- **DATA FOR THE TASK**

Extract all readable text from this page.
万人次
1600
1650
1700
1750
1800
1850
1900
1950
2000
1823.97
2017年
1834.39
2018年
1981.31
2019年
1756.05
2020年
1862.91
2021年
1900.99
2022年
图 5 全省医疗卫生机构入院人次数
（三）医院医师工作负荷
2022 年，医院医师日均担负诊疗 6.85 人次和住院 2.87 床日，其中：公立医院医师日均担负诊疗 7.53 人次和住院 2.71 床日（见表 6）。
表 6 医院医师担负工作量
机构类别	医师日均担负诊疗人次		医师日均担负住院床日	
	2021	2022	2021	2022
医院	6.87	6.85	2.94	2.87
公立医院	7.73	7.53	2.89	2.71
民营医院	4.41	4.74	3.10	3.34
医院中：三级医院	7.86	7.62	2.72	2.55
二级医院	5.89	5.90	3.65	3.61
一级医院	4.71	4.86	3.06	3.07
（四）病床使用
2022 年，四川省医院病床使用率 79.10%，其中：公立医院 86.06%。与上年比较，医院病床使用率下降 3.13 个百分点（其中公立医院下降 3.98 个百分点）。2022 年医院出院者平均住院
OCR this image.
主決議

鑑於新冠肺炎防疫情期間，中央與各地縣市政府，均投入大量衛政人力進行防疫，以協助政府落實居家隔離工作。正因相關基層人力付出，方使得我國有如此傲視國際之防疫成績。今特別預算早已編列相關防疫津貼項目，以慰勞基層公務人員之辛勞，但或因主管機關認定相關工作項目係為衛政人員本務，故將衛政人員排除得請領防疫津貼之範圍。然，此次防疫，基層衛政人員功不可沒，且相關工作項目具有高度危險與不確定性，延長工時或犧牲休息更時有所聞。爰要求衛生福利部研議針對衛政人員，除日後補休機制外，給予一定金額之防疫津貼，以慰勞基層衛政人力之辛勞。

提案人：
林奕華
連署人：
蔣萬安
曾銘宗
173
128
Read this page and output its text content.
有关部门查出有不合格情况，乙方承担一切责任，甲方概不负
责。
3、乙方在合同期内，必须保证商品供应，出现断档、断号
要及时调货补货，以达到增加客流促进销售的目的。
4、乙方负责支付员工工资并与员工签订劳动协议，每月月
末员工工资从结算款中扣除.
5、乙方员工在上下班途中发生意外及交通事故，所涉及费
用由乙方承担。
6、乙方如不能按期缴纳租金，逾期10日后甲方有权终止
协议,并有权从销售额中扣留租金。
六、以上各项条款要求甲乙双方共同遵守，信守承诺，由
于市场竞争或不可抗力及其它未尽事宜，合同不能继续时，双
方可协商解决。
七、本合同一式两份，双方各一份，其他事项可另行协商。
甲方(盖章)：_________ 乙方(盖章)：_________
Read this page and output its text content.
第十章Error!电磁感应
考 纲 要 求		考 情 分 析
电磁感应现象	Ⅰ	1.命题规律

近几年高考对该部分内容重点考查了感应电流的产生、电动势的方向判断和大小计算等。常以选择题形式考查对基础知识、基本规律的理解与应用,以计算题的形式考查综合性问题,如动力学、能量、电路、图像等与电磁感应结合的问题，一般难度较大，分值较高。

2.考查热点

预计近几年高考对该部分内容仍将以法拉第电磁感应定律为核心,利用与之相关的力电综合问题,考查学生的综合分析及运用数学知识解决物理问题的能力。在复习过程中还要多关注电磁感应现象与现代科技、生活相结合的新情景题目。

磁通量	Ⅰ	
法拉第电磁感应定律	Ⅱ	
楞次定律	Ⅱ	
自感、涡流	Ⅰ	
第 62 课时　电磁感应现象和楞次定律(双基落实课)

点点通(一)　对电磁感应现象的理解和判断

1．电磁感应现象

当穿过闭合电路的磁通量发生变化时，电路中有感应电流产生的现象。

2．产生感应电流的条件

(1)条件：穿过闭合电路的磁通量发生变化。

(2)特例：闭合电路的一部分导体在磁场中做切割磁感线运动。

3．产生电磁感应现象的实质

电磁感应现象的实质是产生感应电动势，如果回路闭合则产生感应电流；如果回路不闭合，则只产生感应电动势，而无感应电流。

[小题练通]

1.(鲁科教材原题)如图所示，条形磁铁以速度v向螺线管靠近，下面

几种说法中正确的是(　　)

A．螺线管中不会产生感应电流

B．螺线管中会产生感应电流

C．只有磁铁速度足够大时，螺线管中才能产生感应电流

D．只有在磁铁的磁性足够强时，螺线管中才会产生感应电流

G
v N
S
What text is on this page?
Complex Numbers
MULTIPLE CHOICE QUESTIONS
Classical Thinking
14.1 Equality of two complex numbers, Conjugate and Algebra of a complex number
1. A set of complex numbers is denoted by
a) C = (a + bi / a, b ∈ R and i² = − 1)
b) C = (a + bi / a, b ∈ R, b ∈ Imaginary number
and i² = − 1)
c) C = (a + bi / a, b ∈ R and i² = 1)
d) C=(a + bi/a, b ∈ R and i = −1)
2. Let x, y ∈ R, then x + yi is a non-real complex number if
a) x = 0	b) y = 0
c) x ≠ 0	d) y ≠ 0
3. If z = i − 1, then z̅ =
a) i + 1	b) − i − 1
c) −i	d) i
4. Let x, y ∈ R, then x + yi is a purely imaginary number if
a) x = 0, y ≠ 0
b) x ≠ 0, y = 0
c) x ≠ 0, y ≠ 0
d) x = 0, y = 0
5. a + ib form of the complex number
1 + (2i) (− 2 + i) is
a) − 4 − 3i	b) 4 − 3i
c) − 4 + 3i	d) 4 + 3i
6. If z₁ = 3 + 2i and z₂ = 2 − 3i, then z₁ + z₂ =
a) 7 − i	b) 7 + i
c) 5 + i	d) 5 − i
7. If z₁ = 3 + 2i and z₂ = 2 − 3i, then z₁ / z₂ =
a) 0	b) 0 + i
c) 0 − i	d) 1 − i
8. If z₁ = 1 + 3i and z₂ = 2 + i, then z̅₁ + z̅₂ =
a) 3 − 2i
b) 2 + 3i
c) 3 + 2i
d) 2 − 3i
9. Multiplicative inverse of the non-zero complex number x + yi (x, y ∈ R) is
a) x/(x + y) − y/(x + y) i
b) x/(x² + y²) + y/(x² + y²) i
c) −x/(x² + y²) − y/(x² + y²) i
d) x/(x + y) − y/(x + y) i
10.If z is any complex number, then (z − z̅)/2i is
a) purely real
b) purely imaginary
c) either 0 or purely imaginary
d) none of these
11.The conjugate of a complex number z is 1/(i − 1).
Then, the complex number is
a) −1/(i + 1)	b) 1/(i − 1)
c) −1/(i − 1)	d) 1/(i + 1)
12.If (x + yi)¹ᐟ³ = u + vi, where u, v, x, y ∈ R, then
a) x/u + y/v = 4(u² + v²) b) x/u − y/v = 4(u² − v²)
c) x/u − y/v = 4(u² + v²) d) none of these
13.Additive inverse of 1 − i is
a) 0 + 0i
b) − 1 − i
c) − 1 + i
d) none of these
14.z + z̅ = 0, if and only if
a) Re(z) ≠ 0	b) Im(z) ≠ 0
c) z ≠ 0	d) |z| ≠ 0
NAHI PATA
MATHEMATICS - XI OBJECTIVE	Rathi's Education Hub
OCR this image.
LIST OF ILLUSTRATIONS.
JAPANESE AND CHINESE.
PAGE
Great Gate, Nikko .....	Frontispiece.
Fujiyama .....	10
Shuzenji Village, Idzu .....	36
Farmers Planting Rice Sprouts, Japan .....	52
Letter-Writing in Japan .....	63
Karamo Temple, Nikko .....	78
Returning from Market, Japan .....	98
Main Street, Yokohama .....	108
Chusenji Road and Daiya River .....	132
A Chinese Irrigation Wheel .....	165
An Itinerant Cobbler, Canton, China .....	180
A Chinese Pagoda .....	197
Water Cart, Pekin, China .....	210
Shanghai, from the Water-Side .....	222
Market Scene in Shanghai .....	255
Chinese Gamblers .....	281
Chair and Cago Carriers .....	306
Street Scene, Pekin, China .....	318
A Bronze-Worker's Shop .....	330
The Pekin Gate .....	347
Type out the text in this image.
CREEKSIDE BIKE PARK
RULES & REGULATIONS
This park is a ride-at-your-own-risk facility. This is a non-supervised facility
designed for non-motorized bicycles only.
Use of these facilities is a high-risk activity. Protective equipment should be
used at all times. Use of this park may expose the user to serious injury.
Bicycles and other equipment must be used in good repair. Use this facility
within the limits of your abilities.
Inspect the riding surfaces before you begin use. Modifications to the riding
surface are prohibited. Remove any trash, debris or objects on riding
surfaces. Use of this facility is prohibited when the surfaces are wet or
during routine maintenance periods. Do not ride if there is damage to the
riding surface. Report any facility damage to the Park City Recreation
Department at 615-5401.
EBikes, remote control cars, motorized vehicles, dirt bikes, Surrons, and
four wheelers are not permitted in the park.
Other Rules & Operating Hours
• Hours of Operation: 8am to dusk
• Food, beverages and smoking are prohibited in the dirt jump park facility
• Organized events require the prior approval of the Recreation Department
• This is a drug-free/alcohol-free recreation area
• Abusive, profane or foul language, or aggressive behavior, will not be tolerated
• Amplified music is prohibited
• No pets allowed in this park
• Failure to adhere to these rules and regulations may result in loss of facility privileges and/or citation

- **BRIEF**
Select every line of the material above holding the word "risk" and copy it.

- **ANSWER BELOW**
This park is a ride-at-your-own-risk facility. This is a non-supervised facility
Use of these facilities is a high-risk activity. Protective equipment should be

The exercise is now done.